## Begin Provided data

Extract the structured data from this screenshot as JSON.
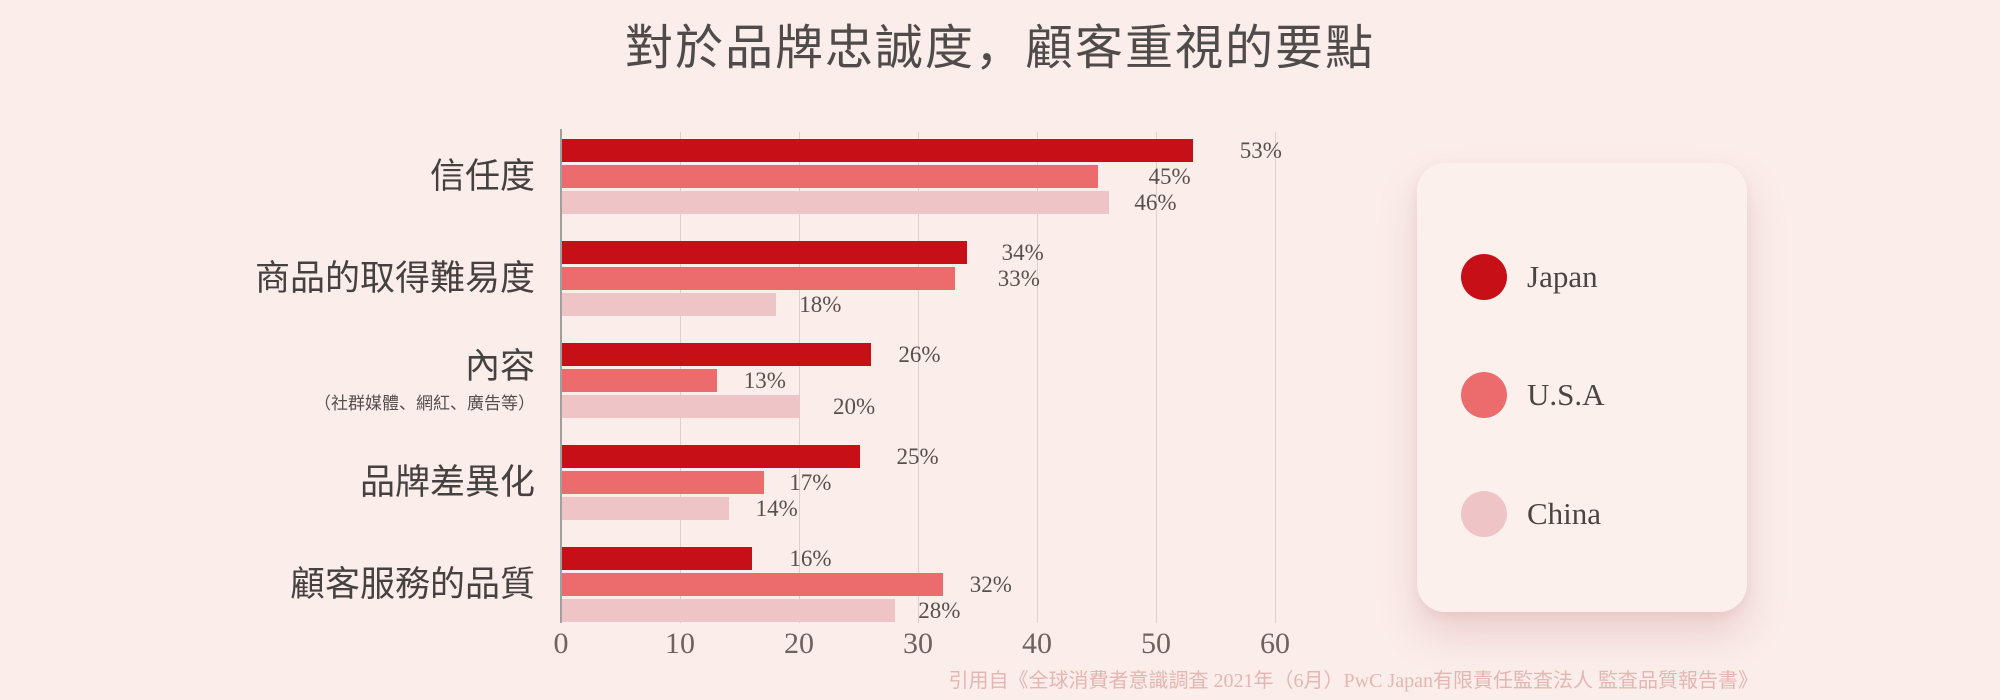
{
  "title": "對於品牌忠誠度，顧客重視的要點",
  "source_note": "引用自《全球消費者意識調査 2021年（6月）PwC Japan有限責任監査法人 監査品質報告書》",
  "colors": {
    "background": "#FBEDEA",
    "japan": "#C70F18",
    "usa": "#EC6C6D",
    "china": "#EEC4C6",
    "gridline": "#DCD0CE",
    "axis_line": "#A39D9B",
    "title_text": "#4F4B4B",
    "category_text": "#454140",
    "tick_text": "#6D625F",
    "value_text": "#56504F",
    "footer_text": "#E4B6B3",
    "legend_bg": "#FCF0ED"
  },
  "legend": {
    "position": "right",
    "items": [
      {
        "label": "Japan",
        "color": "#C70F18"
      },
      {
        "label": "U.S.A",
        "color": "#EC6C6D"
      },
      {
        "label": "China",
        "color": "#EEC4C6"
      }
    ]
  },
  "chart_data": {
    "type": "bar",
    "orientation": "horizontal",
    "title": "對於品牌忠誠度，顧客重視的要點",
    "xlabel": "",
    "ylabel": "",
    "xlim": [
      0,
      60
    ],
    "xticks": [
      0,
      10,
      20,
      30,
      40,
      50,
      60
    ],
    "grid": "vertical",
    "legend_position": "right",
    "value_suffix": "%",
    "categories": [
      {
        "label": "信任度",
        "sublabel": ""
      },
      {
        "label": "商品的取得難易度",
        "sublabel": ""
      },
      {
        "label": "內容",
        "sublabel": "（社群媒體、網紅、廣告等）"
      },
      {
        "label": "品牌差異化",
        "sublabel": ""
      },
      {
        "label": "顧客服務的品質",
        "sublabel": ""
      }
    ],
    "series": [
      {
        "name": "Japan",
        "values": [
          53,
          34,
          26,
          25,
          16
        ]
      },
      {
        "name": "U.S.A",
        "values": [
          45,
          33,
          13,
          17,
          32
        ]
      },
      {
        "name": "China",
        "values": [
          46,
          18,
          20,
          14,
          28
        ]
      }
    ],
    "label_offsets": [
      [
        48,
        52,
        26
      ],
      [
        36,
        44,
        24
      ],
      [
        28,
        28,
        34
      ],
      [
        38,
        26,
        28
      ],
      [
        38,
        28,
        24
      ]
    ]
  }
}
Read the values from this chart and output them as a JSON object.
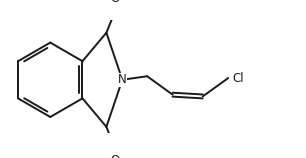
{
  "bg_color": "#ffffff",
  "line_color": "#1a1a1a",
  "line_width": 1.4,
  "font_size_label": 8.5,
  "label_N": "N",
  "label_O_top": "O",
  "label_O_bottom": "O",
  "label_Cl": "Cl",
  "figsize": [
    3.06,
    1.58
  ],
  "dpi": 100
}
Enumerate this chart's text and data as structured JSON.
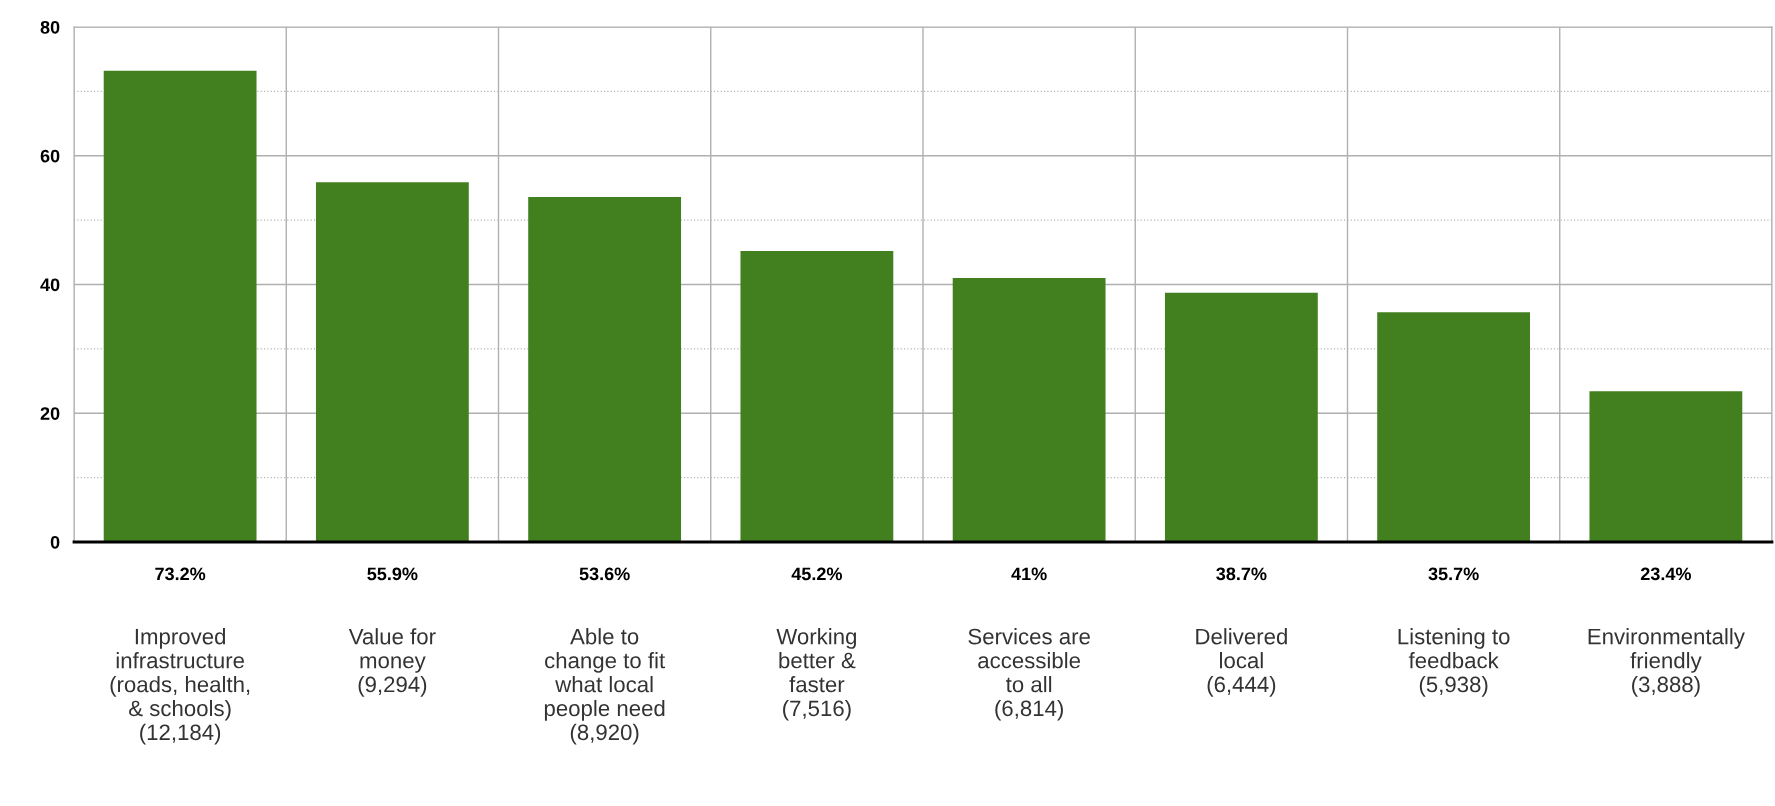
{
  "chart_data": {
    "type": "bar",
    "categories": [
      "Improved\ninfrastructure\n(roads, health,\n& schools)\n(12,184)",
      "Value for\nmoney\n(9,294)",
      "Able to\nchange to fit\nwhat local\npeople need\n(8,920)",
      "Working\nbetter &\nfaster\n(7,516)",
      "Services are\naccessible\nto all\n(6,814)",
      "Delivered\nlocal\n(6,444)",
      "Listening to\nfeedback\n(5,938)",
      "Environmentally\nfriendly\n(3,888)"
    ],
    "values": [
      73.2,
      55.9,
      53.6,
      45.2,
      41,
      38.7,
      35.7,
      23.4
    ],
    "value_labels": [
      "73.2%",
      "55.9%",
      "53.6%",
      "45.2%",
      "41%",
      "38.7%",
      "35.7%",
      "23.4%"
    ],
    "color": "#427f1e",
    "ylim": [
      0,
      80
    ],
    "yticks": [
      0,
      {
        "value": 10,
        "label": null
      },
      20,
      {
        "value": 30,
        "label": null
      },
      40,
      {
        "value": 50,
        "label": null
      },
      60,
      {
        "value": 70,
        "label": null
      },
      80
    ],
    "grid": true
  }
}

## End Provided data

**Exercise description:** Retype everything in the material word for word, minus pictures.

**Correct answer:**
Extract the structured data from this screenshot as JSON.
{
  "title": "對於品牌忠誠度，顧客重視的要點",
  "source_note": "引用自《全球消費者意識調査 2021年（6月）PwC Japan有限責任監査法人 監査品質報告書》",
  "colors": {
    "background": "#FBEDEA",
    "japan": "#C70F18",
    "usa": "#EC6C6D",
    "china": "#EEC4C6",
    "gridline": "#DCD0CE",
    "axis_line": "#A39D9B",
    "title_text": "#4F4B4B",
    "category_text": "#454140",
    "tick_text": "#6D625F",
    "value_text": "#56504F",
    "footer_text": "#E4B6B3",
    "legend_bg": "#FCF0ED"
  },
  "legend": {
    "position": "right",
    "items": [
      {
        "label": "Japan",
        "color": "#C70F18"
      },
      {
        "label": "U.S.A",
        "color": "#EC6C6D"
      },
      {
        "label": "China",
        "color": "#EEC4C6"
      }
    ]
  },
  "chart_data": {
    "type": "bar",
    "orientation": "horizontal",
    "title": "對於品牌忠誠度，顧客重視的要點",
    "xlabel": "",
    "ylabel": "",
    "xlim": [
      0,
      60
    ],
    "xticks": [
      0,
      10,
      20,
      30,
      40,
      50,
      60
    ],
    "grid": "vertical",
    "legend_position": "right",
    "value_suffix": "%",
    "categories": [
      {
        "label": "信任度",
        "sublabel": ""
      },
      {
        "label": "商品的取得難易度",
        "sublabel": ""
      },
      {
        "label": "內容",
        "sublabel": "（社群媒體、網紅、廣告等）"
      },
      {
        "label": "品牌差異化",
        "sublabel": ""
      },
      {
        "label": "顧客服務的品質",
        "sublabel": ""
      }
    ],
    "series": [
      {
        "name": "Japan",
        "values": [
          53,
          34,
          26,
          25,
          16
        ]
      },
      {
        "name": "U.S.A",
        "values": [
          45,
          33,
          13,
          17,
          32
        ]
      },
      {
        "name": "China",
        "values": [
          46,
          18,
          20,
          14,
          28
        ]
      }
    ],
    "label_offsets": [
      [
        48,
        52,
        26
      ],
      [
        36,
        44,
        24
      ],
      [
        28,
        28,
        34
      ],
      [
        38,
        26,
        28
      ],
      [
        38,
        28,
        24
      ]
    ]
  }
}
Read the values from this chart and output them as a JSON object.
{
  "bg_color": "#ffffff",
  "line_color": "#1a1a1a",
  "line_width": 1.4,
  "font_size_label": 8.5,
  "label_N": "N",
  "label_O_top": "O",
  "label_O_bottom": "O",
  "label_Cl": "Cl",
  "figsize": [
    3.06,
    1.58
  ],
  "dpi": 100
}
Enumerate this chart's text and data as structured JSON.
{
  "chart_data": {
    "type": "bar",
    "categories": [
      "Improved\ninfrastructure\n(roads, health,\n& schools)\n(12,184)",
      "Value for\nmoney\n(9,294)",
      "Able to\nchange to fit\nwhat local\npeople need\n(8,920)",
      "Working\nbetter &\nfaster\n(7,516)",
      "Services are\naccessible\nto all\n(6,814)",
      "Delivered\nlocal\n(6,444)",
      "Listening to\nfeedback\n(5,938)",
      "Environmentally\nfriendly\n(3,888)"
    ],
    "values": [
      73.2,
      55.9,
      53.6,
      45.2,
      41,
      38.7,
      35.7,
      23.4
    ],
    "value_labels": [
      "73.2%",
      "55.9%",
      "53.6%",
      "45.2%",
      "41%",
      "38.7%",
      "35.7%",
      "23.4%"
    ],
    "color": "#427f1e",
    "ylim": [
      0,
      80
    ],
    "yticks": [
      0,
      {
        "value": 10,
        "label": null
      },
      20,
      {
        "value": 30,
        "label": null
      },
      40,
      {
        "value": 50,
        "label": null
      },
      60,
      {
        "value": 70,
        "label": null
      },
      80
    ],
    "grid": true
  }
}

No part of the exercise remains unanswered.